======== ENTRIES

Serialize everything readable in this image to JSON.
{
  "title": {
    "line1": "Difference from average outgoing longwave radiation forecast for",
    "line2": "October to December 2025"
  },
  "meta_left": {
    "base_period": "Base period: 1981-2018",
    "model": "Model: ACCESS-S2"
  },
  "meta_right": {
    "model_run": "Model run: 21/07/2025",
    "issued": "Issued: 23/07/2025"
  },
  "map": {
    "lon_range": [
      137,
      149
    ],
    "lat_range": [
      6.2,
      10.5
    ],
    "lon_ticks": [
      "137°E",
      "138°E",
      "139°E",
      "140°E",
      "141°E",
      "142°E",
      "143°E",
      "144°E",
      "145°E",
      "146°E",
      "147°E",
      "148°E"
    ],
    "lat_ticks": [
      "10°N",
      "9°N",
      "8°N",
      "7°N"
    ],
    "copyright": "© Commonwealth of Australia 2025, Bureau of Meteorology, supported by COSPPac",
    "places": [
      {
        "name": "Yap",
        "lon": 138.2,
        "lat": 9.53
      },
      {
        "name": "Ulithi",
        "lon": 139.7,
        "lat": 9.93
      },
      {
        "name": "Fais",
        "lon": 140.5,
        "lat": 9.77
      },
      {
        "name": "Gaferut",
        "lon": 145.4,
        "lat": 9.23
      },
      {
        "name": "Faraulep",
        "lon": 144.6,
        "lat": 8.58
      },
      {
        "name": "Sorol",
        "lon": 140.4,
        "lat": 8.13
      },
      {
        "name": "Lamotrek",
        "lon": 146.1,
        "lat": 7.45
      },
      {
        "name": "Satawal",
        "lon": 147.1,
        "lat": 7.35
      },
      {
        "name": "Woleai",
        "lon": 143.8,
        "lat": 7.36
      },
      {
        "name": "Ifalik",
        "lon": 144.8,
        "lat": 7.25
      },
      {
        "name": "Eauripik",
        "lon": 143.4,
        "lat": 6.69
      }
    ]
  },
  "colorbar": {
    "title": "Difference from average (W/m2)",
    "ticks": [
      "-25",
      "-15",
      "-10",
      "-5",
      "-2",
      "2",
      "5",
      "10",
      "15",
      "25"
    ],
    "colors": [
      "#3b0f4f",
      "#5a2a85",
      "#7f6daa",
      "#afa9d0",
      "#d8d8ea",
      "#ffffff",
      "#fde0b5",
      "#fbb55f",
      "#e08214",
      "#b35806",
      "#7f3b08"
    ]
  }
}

================

**WHAT YOU WILL DO:**
In the data above, tally the lines holding "name" and answer with the figure only.

**CORRECT ANSWER:**
11